= Directive =
Wherever a line below holds the word "Number", copy that line.

Dataset records
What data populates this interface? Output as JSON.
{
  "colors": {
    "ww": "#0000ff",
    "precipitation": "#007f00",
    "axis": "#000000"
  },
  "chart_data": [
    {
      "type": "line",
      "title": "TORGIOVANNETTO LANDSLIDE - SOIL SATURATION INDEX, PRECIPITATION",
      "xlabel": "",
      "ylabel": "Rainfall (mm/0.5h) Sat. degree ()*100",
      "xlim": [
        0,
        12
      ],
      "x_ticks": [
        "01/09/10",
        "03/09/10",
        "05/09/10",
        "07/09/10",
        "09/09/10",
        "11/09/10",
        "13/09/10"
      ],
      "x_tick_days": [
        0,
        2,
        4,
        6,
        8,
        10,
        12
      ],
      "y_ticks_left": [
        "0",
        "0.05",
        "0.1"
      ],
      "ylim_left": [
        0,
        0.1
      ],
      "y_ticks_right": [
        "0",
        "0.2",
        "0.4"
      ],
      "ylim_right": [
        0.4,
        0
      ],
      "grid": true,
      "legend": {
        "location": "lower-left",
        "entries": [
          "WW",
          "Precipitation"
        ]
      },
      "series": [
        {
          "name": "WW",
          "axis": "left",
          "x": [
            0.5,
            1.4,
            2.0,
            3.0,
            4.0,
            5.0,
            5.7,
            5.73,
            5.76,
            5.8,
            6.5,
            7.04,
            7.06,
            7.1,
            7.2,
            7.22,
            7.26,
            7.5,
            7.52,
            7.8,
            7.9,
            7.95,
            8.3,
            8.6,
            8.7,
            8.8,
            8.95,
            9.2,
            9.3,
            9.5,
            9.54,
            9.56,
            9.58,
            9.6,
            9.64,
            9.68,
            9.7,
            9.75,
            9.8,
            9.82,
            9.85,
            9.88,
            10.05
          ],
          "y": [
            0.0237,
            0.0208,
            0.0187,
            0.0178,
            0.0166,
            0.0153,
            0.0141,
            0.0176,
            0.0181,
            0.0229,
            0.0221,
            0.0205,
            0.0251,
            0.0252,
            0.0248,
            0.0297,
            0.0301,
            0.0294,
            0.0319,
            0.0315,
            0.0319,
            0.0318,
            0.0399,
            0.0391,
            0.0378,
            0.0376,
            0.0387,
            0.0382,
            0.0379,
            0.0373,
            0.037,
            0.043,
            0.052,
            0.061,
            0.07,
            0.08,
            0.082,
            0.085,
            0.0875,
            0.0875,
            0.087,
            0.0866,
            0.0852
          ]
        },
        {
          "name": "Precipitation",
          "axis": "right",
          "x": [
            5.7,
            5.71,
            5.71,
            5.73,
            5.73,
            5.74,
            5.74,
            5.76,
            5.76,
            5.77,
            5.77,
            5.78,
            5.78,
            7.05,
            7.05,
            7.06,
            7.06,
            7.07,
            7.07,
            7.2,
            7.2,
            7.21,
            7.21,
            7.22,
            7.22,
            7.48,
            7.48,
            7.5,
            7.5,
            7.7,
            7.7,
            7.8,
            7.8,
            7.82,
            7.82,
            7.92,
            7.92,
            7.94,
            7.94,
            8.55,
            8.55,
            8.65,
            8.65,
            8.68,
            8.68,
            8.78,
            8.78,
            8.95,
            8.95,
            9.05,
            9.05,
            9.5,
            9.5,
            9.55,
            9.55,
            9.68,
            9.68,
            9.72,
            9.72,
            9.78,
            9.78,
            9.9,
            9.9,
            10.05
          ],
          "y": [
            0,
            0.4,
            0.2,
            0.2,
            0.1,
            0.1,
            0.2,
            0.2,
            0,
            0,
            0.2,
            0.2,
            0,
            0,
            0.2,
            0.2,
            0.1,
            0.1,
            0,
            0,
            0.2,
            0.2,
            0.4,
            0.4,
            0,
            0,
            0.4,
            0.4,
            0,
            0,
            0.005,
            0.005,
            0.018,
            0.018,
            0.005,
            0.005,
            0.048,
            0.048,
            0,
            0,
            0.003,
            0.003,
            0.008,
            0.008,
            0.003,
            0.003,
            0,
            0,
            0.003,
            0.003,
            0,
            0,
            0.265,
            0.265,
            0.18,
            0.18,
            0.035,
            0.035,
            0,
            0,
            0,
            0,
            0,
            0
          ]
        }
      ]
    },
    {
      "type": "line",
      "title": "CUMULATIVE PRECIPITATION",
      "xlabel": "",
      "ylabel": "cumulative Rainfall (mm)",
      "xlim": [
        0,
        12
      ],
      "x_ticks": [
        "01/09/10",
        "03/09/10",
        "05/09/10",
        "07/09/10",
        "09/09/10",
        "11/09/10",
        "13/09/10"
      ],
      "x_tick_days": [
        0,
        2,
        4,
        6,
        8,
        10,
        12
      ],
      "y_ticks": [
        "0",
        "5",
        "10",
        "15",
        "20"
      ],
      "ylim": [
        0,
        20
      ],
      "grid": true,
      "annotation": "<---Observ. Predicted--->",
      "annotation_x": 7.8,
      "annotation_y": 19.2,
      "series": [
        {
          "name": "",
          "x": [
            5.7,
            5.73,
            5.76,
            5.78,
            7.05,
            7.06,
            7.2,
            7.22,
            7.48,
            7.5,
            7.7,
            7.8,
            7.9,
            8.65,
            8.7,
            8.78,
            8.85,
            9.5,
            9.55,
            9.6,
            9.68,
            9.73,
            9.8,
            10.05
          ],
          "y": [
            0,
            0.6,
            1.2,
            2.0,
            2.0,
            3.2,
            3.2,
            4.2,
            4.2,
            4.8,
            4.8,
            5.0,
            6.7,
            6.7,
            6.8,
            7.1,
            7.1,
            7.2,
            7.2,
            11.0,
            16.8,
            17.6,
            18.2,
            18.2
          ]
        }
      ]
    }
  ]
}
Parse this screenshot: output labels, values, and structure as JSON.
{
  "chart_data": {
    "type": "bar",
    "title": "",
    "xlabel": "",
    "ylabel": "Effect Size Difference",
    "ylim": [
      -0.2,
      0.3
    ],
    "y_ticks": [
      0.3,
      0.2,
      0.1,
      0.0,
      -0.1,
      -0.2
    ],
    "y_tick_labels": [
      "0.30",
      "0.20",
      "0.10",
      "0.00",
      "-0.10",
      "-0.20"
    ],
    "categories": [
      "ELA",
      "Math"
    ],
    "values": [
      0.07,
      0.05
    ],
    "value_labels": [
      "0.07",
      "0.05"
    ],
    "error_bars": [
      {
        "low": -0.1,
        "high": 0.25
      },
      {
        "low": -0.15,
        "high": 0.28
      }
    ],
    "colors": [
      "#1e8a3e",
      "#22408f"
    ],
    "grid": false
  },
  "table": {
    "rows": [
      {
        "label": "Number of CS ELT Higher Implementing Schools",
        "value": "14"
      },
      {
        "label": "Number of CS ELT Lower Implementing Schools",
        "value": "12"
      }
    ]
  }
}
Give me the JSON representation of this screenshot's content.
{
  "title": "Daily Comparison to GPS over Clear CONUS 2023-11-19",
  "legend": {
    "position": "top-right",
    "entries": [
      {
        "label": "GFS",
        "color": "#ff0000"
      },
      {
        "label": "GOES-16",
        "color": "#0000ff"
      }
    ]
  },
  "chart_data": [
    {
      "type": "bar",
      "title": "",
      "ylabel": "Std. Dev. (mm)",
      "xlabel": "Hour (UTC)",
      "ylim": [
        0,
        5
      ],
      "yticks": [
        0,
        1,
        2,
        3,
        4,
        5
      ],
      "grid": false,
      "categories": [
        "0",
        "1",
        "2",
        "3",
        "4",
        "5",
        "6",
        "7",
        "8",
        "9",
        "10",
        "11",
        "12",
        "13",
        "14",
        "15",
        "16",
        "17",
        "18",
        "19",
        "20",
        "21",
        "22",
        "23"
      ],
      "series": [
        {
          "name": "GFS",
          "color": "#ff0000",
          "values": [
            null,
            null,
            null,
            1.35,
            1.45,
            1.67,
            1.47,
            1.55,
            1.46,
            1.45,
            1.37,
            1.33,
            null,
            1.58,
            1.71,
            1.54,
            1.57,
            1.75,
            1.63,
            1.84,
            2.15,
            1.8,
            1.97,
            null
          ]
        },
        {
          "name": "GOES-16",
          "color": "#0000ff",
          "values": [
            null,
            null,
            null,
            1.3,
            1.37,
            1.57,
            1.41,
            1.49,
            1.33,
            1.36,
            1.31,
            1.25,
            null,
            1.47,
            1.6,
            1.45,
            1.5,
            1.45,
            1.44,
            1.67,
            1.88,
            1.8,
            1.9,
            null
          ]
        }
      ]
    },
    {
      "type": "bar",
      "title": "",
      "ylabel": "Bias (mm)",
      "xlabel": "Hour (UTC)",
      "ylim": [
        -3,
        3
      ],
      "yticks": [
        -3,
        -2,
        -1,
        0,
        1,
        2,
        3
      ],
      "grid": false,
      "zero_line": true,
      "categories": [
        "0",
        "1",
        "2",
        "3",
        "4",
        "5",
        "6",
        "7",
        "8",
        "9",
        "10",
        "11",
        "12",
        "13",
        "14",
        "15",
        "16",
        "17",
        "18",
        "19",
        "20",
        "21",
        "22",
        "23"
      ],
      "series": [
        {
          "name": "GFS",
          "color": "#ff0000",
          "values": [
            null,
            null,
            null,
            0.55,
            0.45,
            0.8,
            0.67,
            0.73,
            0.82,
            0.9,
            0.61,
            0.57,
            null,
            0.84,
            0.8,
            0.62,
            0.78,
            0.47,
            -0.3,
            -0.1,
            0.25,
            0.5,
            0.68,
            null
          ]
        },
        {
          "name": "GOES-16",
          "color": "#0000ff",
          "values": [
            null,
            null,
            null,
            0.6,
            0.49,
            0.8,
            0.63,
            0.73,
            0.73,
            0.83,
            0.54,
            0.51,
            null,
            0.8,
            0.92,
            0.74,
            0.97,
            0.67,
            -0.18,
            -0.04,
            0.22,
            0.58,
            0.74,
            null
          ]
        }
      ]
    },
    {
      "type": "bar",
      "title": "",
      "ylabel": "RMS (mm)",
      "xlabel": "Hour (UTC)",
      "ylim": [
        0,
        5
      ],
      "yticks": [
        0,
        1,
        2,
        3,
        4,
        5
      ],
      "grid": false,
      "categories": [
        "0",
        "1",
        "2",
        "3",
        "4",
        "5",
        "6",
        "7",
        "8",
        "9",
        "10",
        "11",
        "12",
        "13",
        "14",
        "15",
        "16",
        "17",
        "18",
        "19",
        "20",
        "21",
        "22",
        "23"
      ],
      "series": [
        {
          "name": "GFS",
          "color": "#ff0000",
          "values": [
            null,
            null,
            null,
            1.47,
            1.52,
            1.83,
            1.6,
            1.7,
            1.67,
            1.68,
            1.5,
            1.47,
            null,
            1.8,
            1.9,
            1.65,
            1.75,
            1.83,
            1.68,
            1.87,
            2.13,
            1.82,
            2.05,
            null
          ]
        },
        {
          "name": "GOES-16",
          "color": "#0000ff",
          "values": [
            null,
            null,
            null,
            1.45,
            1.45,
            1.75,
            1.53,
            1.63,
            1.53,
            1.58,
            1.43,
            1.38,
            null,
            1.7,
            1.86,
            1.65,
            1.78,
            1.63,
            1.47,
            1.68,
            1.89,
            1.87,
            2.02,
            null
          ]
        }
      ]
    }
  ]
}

= Final answer =
        "label": "Number of CS ELT Higher Implementing Schools",
        "label": "Number of CS ELT Lower Implementing Schools",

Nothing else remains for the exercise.